JOB. Say how many lines include the word "this", using only a number.
** Begin **
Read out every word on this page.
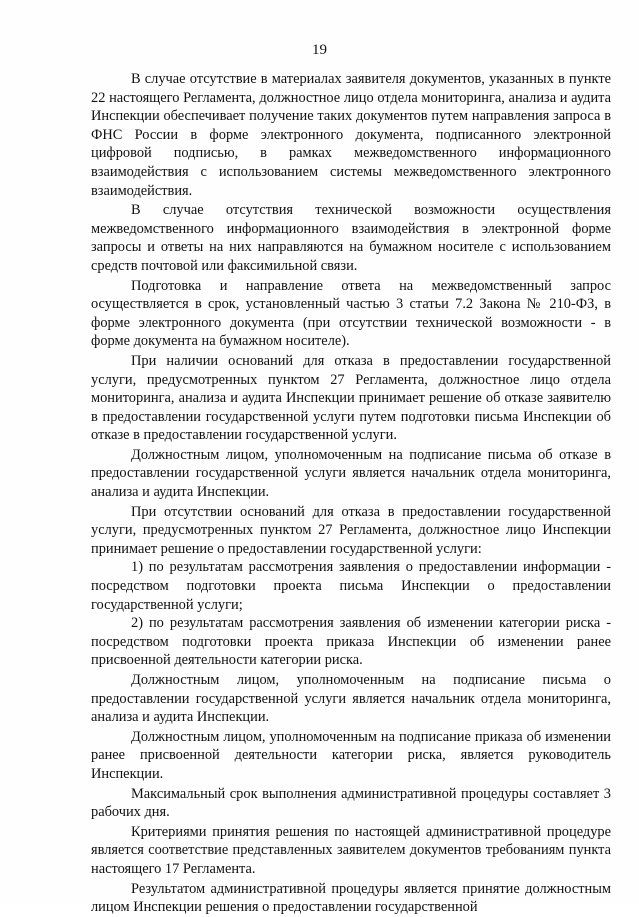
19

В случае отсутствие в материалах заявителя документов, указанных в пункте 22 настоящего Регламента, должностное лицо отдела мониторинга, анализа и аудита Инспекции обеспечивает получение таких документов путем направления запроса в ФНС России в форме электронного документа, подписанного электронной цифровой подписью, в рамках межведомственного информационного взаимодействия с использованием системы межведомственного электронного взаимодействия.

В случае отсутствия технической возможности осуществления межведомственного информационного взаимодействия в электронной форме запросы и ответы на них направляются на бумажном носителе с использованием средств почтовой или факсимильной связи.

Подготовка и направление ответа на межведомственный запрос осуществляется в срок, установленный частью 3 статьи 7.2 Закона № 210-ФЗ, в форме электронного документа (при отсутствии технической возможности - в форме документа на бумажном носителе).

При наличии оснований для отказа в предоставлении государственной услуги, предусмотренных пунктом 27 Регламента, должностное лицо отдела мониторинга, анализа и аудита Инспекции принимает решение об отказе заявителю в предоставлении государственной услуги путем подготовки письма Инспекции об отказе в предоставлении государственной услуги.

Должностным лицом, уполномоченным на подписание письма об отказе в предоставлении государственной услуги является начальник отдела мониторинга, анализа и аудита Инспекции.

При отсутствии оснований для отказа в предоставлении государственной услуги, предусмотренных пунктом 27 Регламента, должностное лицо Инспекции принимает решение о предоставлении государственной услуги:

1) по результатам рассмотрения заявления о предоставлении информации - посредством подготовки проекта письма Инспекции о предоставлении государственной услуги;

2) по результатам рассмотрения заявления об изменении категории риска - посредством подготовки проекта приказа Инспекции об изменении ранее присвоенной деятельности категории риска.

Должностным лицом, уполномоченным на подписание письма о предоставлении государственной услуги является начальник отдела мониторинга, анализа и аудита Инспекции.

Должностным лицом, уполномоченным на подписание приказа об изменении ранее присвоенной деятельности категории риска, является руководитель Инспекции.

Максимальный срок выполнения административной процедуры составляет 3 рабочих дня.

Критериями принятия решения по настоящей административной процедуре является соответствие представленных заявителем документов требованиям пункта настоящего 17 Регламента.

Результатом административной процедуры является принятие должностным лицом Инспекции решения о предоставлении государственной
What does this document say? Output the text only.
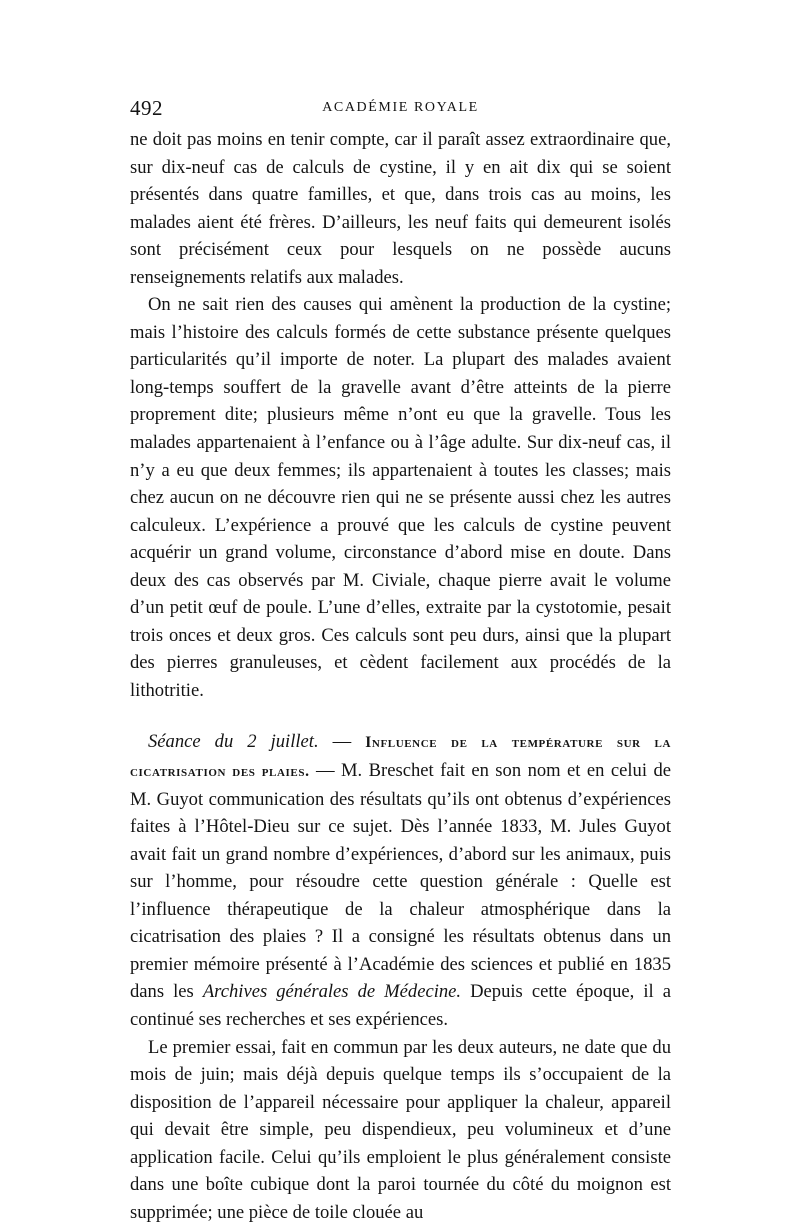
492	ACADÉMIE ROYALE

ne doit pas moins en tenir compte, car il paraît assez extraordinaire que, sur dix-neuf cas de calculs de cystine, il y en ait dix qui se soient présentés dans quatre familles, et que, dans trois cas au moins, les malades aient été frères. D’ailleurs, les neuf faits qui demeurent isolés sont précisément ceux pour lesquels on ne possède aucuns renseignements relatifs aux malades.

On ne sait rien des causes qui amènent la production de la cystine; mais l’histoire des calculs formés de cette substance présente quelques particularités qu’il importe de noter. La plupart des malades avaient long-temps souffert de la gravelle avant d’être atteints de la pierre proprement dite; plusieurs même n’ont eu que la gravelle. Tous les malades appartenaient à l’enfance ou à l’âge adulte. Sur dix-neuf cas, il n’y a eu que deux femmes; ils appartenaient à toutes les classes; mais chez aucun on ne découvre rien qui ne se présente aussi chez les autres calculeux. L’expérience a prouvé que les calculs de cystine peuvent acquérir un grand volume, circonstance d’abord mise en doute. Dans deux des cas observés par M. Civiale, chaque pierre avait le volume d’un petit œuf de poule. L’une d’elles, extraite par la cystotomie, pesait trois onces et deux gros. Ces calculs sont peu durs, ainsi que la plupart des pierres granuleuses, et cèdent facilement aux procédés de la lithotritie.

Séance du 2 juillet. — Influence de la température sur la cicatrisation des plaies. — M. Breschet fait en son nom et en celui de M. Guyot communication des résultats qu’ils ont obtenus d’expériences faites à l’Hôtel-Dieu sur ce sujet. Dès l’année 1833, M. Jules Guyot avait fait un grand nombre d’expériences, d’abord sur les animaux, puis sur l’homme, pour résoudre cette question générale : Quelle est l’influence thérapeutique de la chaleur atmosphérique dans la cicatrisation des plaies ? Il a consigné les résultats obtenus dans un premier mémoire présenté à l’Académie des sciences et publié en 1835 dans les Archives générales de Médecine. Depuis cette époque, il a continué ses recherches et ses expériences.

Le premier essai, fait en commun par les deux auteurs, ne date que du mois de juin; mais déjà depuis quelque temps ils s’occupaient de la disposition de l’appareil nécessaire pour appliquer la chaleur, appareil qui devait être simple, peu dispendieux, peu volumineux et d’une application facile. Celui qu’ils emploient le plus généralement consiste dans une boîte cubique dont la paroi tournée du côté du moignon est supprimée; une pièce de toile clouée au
** End **
TASK RESULT. 2